_Task objective_: Pick out the lines below with "mean" and list them.

Structured figure records
-- BEGIN --

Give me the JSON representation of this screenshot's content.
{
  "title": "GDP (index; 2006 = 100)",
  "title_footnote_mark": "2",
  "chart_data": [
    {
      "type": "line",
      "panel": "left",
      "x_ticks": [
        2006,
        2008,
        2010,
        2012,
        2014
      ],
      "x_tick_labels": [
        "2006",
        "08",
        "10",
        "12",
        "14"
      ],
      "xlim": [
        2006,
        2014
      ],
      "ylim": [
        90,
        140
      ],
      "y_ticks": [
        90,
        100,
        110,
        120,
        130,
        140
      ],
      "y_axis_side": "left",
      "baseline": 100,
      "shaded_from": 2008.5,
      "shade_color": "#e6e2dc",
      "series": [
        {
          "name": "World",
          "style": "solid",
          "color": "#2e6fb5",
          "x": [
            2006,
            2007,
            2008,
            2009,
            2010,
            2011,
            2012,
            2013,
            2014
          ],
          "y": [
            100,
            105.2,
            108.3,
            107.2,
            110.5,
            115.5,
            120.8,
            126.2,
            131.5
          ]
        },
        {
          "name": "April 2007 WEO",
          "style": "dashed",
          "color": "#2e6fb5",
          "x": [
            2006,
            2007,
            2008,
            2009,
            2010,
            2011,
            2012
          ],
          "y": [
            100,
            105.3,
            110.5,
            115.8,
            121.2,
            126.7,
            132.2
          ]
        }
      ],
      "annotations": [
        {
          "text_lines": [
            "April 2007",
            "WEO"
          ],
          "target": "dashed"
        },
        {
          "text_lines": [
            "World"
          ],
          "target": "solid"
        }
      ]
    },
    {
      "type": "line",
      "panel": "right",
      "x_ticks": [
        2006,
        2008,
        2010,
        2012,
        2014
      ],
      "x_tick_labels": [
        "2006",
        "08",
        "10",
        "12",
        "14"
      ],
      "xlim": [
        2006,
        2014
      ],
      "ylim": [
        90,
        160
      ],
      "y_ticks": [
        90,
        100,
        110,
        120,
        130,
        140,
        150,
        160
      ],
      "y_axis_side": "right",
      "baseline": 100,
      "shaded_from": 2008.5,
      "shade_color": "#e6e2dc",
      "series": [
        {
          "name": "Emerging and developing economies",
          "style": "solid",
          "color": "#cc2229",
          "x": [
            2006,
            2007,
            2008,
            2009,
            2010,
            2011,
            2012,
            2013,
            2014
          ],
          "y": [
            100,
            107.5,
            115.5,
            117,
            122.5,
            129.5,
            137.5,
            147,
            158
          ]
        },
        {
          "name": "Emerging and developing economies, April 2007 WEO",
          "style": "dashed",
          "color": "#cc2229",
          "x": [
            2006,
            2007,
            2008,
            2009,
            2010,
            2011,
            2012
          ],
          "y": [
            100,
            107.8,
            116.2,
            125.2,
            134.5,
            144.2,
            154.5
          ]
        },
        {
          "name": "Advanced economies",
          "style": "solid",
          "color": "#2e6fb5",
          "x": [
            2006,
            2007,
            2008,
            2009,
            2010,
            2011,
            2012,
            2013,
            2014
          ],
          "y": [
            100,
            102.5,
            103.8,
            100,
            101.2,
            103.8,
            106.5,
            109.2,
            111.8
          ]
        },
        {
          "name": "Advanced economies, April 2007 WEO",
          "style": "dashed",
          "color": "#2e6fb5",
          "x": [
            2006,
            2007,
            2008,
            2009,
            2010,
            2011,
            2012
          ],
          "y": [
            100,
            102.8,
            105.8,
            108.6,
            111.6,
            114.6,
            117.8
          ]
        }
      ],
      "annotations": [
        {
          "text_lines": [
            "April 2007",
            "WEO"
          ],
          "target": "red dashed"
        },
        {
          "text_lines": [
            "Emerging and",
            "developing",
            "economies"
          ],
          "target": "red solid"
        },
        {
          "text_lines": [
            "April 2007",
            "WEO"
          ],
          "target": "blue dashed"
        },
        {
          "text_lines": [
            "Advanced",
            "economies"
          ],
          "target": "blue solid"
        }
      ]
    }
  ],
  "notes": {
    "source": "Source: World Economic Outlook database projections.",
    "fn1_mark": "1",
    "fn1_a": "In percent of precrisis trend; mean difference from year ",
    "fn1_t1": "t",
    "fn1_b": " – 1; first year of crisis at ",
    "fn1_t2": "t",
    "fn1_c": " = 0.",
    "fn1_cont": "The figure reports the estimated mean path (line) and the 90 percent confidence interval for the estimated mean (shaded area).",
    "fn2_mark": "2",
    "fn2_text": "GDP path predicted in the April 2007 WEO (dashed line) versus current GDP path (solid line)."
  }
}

-- END --

_Final answer_:
    "fn1_a": "In percent of precrisis trend; mean difference from year ",
    "fn1_cont": "The figure reports the estimated mean path (line) and the 90 percent confidence interval for the estimated mean (shaded area).",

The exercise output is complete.